** begin **

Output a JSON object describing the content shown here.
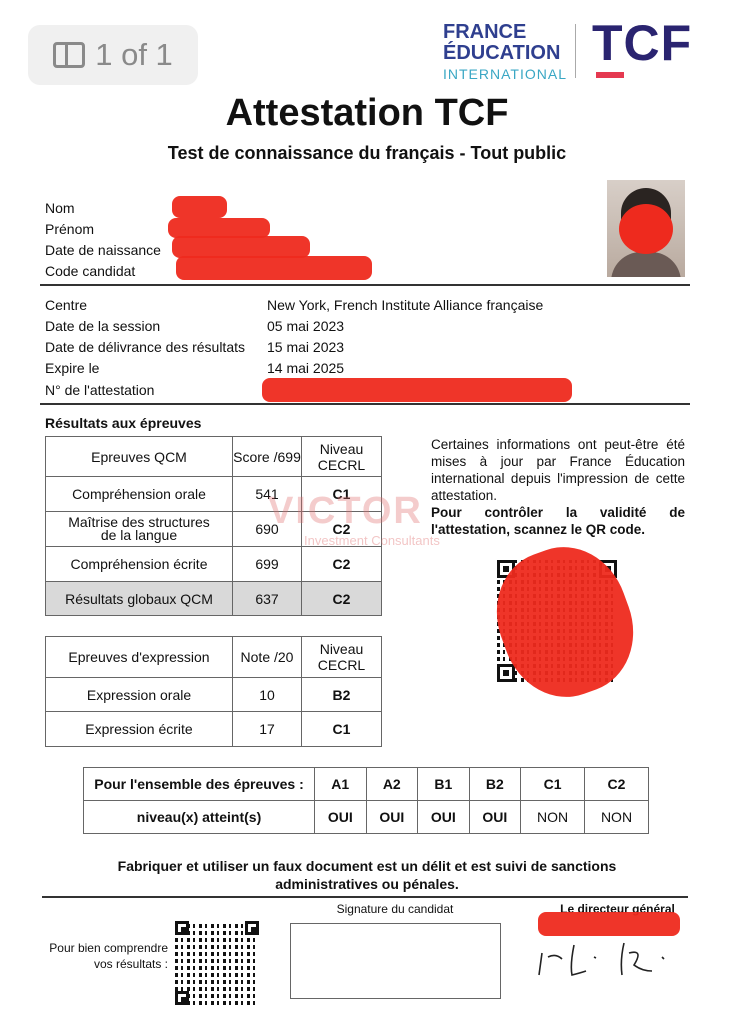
{
  "viewer": {
    "page_indicator": "1 of 1",
    "icon": "sidebar-icon"
  },
  "logo": {
    "line1": "FRANCE",
    "line2": "ÉDUCATION",
    "line3": "INTERNATIONAL",
    "brand": "TCF"
  },
  "title": "Attestation TCF",
  "subtitle": "Test de connaissance du français - Tout public",
  "candidate": {
    "labels": [
      "Nom",
      "Prénom",
      "Date de naissance",
      "Code candidat"
    ]
  },
  "session": [
    {
      "label": "Centre",
      "value": "New York, French Institute Alliance française"
    },
    {
      "label": "Date de la session",
      "value": "05 mai 2023"
    },
    {
      "label": "Date de délivrance des résultats",
      "value": "15 mai 2023"
    },
    {
      "label": "Expire le",
      "value": "14 mai 2025"
    },
    {
      "label": "N° de l'attestation",
      "value": ""
    }
  ],
  "results_heading": "Résultats aux épreuves",
  "qcm_table": {
    "headers": [
      "Epreuves QCM",
      "Score /699",
      "Niveau CECRL"
    ],
    "rows": [
      {
        "name": "Compréhension orale",
        "score": "541",
        "level": "C1"
      },
      {
        "name": "Maîtrise des structures de la langue",
        "score": "690",
        "level": "C2"
      },
      {
        "name": "Compréhension écrite",
        "score": "699",
        "level": "C2"
      },
      {
        "name": "Résultats globaux QCM",
        "score": "637",
        "level": "C2"
      }
    ]
  },
  "expression_table": {
    "headers": [
      "Epreuves d'expression",
      "Note /20",
      "Niveau CECRL"
    ],
    "rows": [
      {
        "name": "Expression orale",
        "score": "10",
        "level": "B2"
      },
      {
        "name": "Expression écrite",
        "score": "17",
        "level": "C1"
      }
    ]
  },
  "info_text": "Certaines informations ont peut-être été mises à jour par France Éducation international depuis l'impression de cette attestation.",
  "info_bold": "Pour contrôler la validité de l'attestation, scannez le QR code.",
  "watermark": {
    "brand": "VICTOR",
    "sub": "Investment Consultants"
  },
  "levels_table": {
    "row1_label": "Pour l'ensemble des épreuves :",
    "row2_label": "niveau(x) atteint(s)",
    "levels": [
      "A1",
      "A2",
      "B1",
      "B2",
      "C1",
      "C2"
    ],
    "values": [
      "OUI",
      "OUI",
      "OUI",
      "OUI",
      "NON",
      "NON"
    ]
  },
  "warning": {
    "line1": "Fabriquer et utiliser un faux document est un délit et est suivi de sanctions",
    "line2": "administratives ou pénales."
  },
  "footer": {
    "qr_label_1": "Pour bien comprendre",
    "qr_label_2": "vos résultats :",
    "signature_label": "Signature du candidat",
    "director_label": "Le directeur général"
  },
  "colors": {
    "redaction": "#ee2a1e",
    "brand_blue": "#2a2470",
    "brand_red": "#e53950",
    "grey_row": "#d9d9d9"
  }
}
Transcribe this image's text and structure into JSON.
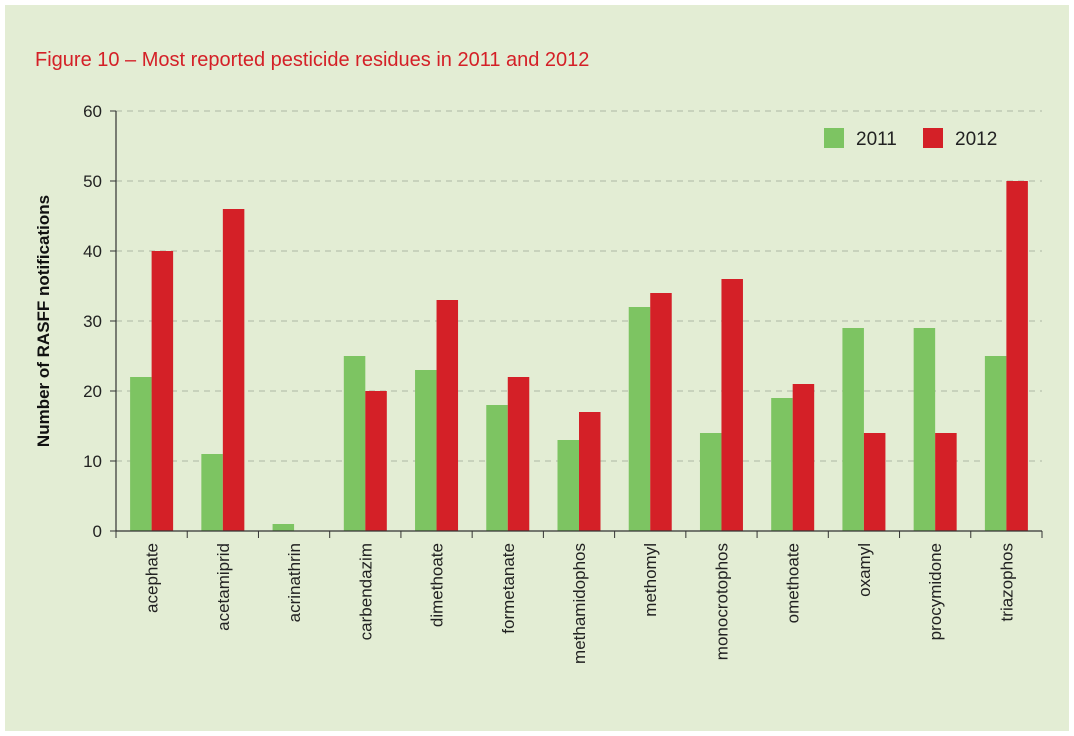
{
  "title": "Figure 10 – Most reported pesticide residues in 2011 and 2012",
  "colors": {
    "background": "#e3edd4",
    "title": "#d42027",
    "series_2011": "#7dc462",
    "series_2012": "#d42027",
    "grid": "#b9c2ae"
  },
  "chart_data": {
    "type": "bar",
    "title": "Figure 10 – Most reported pesticide residues in 2011 and 2012",
    "xlabel": "",
    "ylabel": "Number of RASFF notifications",
    "ylim": [
      0,
      60
    ],
    "yticks": [
      0,
      10,
      20,
      30,
      40,
      50,
      60
    ],
    "grid": true,
    "legend_position": "top-right",
    "categories": [
      "acephate",
      "acetamiprid",
      "acrinathrin",
      "carbendazim",
      "dimethoate",
      "formetanate",
      "methamidophos",
      "methomyl",
      "monocrotophos",
      "omethoate",
      "oxamyl",
      "procymidone",
      "triazophos"
    ],
    "series": [
      {
        "name": "2011",
        "color": "#7dc462",
        "values": [
          22,
          11,
          1,
          25,
          23,
          18,
          13,
          32,
          14,
          19,
          29,
          29,
          25
        ]
      },
      {
        "name": "2012",
        "color": "#d42027",
        "values": [
          40,
          46,
          0,
          20,
          33,
          22,
          17,
          34,
          36,
          21,
          14,
          14,
          50
        ]
      }
    ]
  }
}
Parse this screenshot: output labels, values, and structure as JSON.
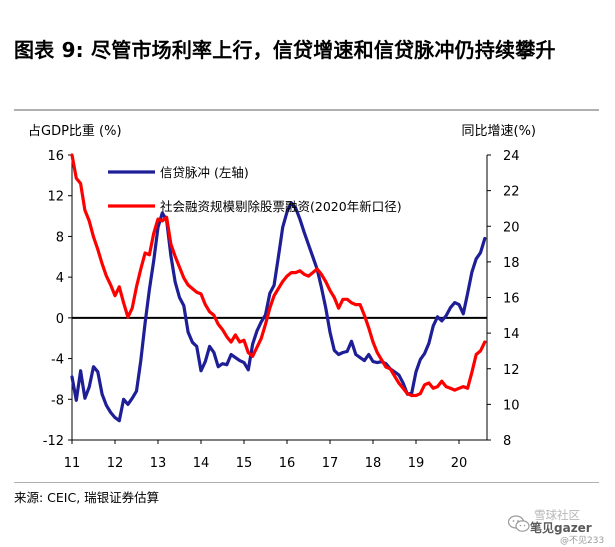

** end **

Search the listing for the word "écrite". Copy every line in which it occurs.

• **OUTPUT BELOW**:
        "name": "Compréhension écrite",
        "name": "Expression écrite",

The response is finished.